-------- Material for the task --------

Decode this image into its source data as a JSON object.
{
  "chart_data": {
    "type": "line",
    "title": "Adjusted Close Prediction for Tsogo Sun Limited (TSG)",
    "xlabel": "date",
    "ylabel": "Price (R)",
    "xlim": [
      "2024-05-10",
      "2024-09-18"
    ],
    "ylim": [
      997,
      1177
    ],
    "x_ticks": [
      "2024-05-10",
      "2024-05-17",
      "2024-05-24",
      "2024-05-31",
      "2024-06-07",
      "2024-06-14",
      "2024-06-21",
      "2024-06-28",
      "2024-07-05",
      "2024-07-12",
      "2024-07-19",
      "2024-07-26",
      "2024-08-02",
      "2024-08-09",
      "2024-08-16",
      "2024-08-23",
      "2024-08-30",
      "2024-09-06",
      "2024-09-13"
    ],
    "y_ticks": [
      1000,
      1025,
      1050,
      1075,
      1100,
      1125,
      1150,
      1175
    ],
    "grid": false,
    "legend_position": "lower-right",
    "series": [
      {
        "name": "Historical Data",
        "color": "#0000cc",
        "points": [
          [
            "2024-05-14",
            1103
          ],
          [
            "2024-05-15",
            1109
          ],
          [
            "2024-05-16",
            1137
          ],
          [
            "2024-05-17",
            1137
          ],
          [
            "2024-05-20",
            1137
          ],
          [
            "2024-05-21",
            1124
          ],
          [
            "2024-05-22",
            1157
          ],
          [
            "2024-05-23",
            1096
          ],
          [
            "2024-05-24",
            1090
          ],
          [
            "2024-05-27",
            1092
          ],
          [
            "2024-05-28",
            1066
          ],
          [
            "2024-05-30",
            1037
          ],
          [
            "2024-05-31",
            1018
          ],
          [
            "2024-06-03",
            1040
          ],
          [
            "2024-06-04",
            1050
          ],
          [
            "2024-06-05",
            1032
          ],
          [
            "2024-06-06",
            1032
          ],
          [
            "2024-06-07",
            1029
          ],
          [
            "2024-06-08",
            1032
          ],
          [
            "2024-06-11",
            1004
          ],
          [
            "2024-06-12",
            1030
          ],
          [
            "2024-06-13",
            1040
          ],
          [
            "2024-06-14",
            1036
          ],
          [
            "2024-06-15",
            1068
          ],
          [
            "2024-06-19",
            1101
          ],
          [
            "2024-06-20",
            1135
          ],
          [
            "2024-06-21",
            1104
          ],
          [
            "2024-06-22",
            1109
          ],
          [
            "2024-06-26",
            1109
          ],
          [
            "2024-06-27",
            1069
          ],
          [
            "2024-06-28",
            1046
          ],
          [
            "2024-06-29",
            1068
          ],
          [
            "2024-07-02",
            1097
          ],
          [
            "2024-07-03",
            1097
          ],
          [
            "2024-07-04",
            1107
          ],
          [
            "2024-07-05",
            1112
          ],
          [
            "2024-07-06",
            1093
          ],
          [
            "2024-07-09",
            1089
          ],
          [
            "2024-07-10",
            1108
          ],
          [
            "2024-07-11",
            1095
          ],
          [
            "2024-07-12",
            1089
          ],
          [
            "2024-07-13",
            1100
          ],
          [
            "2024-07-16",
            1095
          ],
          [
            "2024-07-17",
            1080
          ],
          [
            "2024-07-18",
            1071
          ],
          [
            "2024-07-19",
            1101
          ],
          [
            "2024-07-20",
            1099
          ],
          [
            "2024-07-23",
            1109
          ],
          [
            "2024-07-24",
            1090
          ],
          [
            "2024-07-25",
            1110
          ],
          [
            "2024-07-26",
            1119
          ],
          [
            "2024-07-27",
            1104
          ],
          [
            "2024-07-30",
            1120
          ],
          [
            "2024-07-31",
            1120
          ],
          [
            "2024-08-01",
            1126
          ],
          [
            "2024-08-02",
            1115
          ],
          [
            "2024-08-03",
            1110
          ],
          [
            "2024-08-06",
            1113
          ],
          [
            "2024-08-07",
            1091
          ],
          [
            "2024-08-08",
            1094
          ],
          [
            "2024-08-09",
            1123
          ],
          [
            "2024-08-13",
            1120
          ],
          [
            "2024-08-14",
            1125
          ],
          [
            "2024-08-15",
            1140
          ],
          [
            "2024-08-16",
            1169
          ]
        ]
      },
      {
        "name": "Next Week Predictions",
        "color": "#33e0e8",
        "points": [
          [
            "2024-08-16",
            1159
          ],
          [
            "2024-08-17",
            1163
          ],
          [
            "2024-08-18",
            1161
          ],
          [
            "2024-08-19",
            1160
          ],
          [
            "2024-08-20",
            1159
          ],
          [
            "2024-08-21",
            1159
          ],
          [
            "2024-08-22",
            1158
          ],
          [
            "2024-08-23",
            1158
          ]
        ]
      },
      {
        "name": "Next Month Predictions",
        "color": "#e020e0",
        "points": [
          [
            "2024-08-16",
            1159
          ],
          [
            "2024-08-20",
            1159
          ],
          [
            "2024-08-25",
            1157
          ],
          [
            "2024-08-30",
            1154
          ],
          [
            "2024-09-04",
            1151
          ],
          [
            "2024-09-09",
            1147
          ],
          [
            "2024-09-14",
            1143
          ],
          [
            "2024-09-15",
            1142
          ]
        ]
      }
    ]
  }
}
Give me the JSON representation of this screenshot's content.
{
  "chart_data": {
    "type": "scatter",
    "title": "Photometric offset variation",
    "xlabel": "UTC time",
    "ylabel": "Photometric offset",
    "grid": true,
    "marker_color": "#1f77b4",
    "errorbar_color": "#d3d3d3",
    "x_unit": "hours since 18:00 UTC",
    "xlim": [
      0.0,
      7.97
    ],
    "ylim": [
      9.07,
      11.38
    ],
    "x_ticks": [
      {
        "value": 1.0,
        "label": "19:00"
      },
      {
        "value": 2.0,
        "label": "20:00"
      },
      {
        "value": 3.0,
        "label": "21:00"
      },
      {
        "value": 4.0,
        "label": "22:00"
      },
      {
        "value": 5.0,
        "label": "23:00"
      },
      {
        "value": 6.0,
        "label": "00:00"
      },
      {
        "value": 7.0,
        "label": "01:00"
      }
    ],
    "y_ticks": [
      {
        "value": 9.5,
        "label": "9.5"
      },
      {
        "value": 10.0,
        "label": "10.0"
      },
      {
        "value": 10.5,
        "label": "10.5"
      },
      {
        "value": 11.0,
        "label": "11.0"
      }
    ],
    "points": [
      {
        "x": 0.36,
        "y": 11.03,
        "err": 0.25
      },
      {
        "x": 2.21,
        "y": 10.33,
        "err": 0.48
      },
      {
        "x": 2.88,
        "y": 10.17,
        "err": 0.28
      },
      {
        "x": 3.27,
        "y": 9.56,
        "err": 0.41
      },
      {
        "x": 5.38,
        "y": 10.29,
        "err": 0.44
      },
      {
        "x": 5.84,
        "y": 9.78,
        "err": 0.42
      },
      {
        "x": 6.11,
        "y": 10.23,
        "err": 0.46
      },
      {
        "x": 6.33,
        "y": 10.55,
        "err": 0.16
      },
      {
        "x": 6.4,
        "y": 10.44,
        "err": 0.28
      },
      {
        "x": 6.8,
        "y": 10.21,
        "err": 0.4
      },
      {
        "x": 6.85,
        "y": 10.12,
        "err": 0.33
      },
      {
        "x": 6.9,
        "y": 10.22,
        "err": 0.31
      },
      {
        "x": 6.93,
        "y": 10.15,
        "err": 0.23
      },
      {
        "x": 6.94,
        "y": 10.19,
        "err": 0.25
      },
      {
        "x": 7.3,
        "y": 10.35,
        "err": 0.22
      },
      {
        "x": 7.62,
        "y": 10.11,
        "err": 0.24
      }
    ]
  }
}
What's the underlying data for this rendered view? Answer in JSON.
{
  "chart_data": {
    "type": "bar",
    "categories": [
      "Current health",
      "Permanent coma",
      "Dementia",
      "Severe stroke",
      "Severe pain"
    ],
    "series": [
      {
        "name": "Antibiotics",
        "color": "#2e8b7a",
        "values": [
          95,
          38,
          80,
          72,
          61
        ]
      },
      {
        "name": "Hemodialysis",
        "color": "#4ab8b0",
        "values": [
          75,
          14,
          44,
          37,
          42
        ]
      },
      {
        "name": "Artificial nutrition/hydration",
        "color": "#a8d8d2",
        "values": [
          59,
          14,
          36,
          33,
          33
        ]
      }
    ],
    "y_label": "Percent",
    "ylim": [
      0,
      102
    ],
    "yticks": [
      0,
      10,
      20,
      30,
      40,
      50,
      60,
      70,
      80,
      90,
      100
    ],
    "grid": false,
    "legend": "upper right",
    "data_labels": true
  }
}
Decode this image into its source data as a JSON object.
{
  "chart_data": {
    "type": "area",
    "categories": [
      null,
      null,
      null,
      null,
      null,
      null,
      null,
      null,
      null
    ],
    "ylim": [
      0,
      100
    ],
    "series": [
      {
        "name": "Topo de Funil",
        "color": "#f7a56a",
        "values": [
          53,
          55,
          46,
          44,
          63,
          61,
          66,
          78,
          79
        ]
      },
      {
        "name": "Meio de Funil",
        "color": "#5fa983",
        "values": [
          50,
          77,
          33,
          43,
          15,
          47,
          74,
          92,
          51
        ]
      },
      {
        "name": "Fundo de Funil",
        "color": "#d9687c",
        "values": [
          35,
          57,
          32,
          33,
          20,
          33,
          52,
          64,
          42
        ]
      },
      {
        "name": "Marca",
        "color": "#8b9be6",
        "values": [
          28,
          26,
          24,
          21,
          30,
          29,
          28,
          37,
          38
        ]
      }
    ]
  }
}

--------

Look through the listing above and count the lines where the string "this" appears. Report the number only.

→ **The output**:
4